[Layout dataset entries]
+++
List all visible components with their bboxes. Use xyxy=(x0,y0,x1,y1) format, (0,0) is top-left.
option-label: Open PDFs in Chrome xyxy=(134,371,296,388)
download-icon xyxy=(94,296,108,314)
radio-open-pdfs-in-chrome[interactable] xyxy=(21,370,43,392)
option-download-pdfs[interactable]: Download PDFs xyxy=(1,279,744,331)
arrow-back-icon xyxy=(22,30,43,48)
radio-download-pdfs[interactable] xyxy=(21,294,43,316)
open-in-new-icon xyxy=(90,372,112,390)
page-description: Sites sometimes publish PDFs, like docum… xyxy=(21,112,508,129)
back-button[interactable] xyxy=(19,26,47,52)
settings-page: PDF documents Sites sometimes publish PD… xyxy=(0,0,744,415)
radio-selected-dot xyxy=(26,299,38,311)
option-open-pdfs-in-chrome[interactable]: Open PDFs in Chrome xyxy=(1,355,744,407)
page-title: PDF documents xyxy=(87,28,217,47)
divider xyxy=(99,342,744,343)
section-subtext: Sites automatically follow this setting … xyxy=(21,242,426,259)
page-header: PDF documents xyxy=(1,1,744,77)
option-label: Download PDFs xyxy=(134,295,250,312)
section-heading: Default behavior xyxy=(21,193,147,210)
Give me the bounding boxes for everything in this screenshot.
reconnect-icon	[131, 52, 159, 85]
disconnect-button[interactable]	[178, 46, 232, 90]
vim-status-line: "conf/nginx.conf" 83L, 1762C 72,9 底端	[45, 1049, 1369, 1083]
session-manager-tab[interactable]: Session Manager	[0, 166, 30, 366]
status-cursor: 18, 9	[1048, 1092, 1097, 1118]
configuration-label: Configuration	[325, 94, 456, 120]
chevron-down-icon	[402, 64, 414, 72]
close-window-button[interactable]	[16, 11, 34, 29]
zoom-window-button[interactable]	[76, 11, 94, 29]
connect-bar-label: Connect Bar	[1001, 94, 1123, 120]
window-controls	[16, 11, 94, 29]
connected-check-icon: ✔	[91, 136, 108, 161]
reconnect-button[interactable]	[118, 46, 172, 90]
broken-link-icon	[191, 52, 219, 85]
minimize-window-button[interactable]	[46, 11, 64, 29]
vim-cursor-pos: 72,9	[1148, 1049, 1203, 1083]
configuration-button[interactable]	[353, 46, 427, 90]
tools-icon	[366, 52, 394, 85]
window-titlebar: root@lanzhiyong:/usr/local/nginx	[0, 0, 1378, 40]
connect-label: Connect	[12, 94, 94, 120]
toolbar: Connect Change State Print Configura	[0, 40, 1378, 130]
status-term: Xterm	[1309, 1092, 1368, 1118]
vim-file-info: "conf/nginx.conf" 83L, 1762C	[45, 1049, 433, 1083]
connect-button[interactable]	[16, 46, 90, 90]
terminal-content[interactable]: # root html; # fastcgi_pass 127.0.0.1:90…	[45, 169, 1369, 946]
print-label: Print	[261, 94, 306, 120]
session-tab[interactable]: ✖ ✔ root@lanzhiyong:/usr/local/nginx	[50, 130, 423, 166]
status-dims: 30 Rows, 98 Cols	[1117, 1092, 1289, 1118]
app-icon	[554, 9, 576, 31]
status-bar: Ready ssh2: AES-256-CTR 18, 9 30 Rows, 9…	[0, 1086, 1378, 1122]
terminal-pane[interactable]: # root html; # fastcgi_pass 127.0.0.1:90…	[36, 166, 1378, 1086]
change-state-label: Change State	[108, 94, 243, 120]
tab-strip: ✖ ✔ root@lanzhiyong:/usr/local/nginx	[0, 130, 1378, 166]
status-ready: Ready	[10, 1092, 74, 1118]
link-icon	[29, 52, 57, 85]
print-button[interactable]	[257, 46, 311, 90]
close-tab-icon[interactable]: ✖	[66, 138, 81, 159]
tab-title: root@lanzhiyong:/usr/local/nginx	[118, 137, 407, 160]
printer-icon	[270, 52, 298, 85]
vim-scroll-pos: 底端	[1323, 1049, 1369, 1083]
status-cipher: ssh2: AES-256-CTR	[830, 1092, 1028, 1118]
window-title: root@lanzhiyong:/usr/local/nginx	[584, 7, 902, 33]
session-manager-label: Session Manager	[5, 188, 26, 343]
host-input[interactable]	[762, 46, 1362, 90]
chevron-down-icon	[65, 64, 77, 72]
+++
## GIVEN PROBLEM:
Copy out, word for word, everything in the data above from its first line down to and including the line containing "option-download-pdfs[interactable]: Download PDFs".

## RESPONSE TO THIS EXERCISE:
List all visible components with their bboxes. Use xyxy=(x0,y0,x1,y1) format, (0,0) is top-left.
option-label: Open PDFs in Chrome xyxy=(134,371,296,388)
download-icon xyxy=(94,296,108,314)
radio-open-pdfs-in-chrome[interactable] xyxy=(21,370,43,392)
option-download-pdfs[interactable]: Download PDFs xyxy=(1,279,744,331)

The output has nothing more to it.